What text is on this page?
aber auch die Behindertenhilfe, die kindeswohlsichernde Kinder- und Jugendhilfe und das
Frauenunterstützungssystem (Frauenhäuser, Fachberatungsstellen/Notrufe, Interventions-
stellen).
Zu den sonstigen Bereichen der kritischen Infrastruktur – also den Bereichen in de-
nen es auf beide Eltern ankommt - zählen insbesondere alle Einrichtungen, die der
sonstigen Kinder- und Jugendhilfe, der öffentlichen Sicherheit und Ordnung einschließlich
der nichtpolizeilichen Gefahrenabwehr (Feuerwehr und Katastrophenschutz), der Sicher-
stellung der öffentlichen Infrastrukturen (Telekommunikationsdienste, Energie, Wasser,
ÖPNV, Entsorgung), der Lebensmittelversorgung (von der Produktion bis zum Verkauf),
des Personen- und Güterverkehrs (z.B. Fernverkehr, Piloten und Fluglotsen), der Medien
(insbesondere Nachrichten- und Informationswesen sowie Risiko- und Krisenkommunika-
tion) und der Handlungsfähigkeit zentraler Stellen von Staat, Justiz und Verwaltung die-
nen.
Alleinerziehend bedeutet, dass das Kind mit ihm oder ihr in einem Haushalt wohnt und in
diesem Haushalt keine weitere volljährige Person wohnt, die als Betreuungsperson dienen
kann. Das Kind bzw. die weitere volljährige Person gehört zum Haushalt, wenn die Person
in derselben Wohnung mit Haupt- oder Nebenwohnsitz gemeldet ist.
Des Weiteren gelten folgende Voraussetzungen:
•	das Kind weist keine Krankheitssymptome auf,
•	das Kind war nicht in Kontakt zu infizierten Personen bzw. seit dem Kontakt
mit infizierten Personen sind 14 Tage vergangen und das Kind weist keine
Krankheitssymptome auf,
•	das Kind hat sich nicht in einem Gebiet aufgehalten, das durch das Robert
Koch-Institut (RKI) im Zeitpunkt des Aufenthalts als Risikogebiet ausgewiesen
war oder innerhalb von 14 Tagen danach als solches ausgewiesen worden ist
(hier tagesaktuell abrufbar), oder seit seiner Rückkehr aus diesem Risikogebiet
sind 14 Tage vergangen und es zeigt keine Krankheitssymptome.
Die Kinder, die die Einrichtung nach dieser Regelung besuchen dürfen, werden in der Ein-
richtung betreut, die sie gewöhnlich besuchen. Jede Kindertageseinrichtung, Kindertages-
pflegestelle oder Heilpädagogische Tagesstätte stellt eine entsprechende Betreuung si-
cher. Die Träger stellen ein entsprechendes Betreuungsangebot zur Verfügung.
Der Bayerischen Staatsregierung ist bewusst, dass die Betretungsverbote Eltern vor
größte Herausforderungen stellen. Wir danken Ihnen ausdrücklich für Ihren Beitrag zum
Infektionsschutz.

* _TASK OBJECTIVE_
Every record shown above must be echoed exactly.

* _SOLVED EXERCISE_
What text is on this page?
aber auch die Behindertenhilfe, die kindeswohlsichernde Kinder- und Jugendhilfe und das
Frauenunterstützungssystem (Frauenhäuser, Fachberatungsstellen/Notrufe, Interventions-
stellen).
Zu den sonstigen Bereichen der kritischen Infrastruktur – also den Bereichen in de-
nen es auf beide Eltern ankommt - zählen insbesondere alle Einrichtungen, die der
sonstigen Kinder- und Jugendhilfe, der öffentlichen Sicherheit und Ordnung einschließlich
der nichtpolizeilichen Gefahrenabwehr (Feuerwehr und Katastrophenschutz), der Sicher-
stellung der öffentlichen Infrastrukturen (Telekommunikationsdienste, Energie, Wasser,
ÖPNV, Entsorgung), der Lebensmittelversorgung (von der Produktion bis zum Verkauf),
des Personen- und Güterverkehrs (z.B. Fernverkehr, Piloten und Fluglotsen), der Medien
(insbesondere Nachrichten- und Informationswesen sowie Risiko- und Krisenkommunika-
tion) und der Handlungsfähigkeit zentraler Stellen von Staat, Justiz und Verwaltung die-
nen.
Alleinerziehend bedeutet, dass das Kind mit ihm oder ihr in einem Haushalt wohnt und in
diesem Haushalt keine weitere volljährige Person wohnt, die als Betreuungsperson dienen
kann. Das Kind bzw. die weitere volljährige Person gehört zum Haushalt, wenn die Person
in derselben Wohnung mit Haupt- oder Nebenwohnsitz gemeldet ist.
Des Weiteren gelten folgende Voraussetzungen:
•	das Kind weist keine Krankheitssymptome auf,
•	das Kind war nicht in Kontakt zu infizierten Personen bzw. seit dem Kontakt
mit infizierten Personen sind 14 Tage vergangen und das Kind weist keine
Krankheitssymptome auf,
•	das Kind hat sich nicht in einem Gebiet aufgehalten, das durch das Robert
Koch-Institut (RKI) im Zeitpunkt des Aufenthalts als Risikogebiet ausgewiesen
war oder innerhalb von 14 Tagen danach als solches ausgewiesen worden ist
(hier tagesaktuell abrufbar), oder seit seiner Rückkehr aus diesem Risikogebiet
sind 14 Tage vergangen und es zeigt keine Krankheitssymptome.
Die Kinder, die die Einrichtung nach dieser Regelung besuchen dürfen, werden in der Ein-
richtung betreut, die sie gewöhnlich besuchen. Jede Kindertageseinrichtung, Kindertages-
pflegestelle oder Heilpädagogische Tagesstätte stellt eine entsprechende Betreuung si-
cher. Die Träger stellen ein entsprechendes Betreuungsangebot zur Verfügung.
Der Bayerischen Staatsregierung ist bewusst, dass die Betretungsverbote Eltern vor
größte Herausforderungen stellen. Wir danken Ihnen ausdrücklich für Ihren Beitrag zum
Infektionsschutz.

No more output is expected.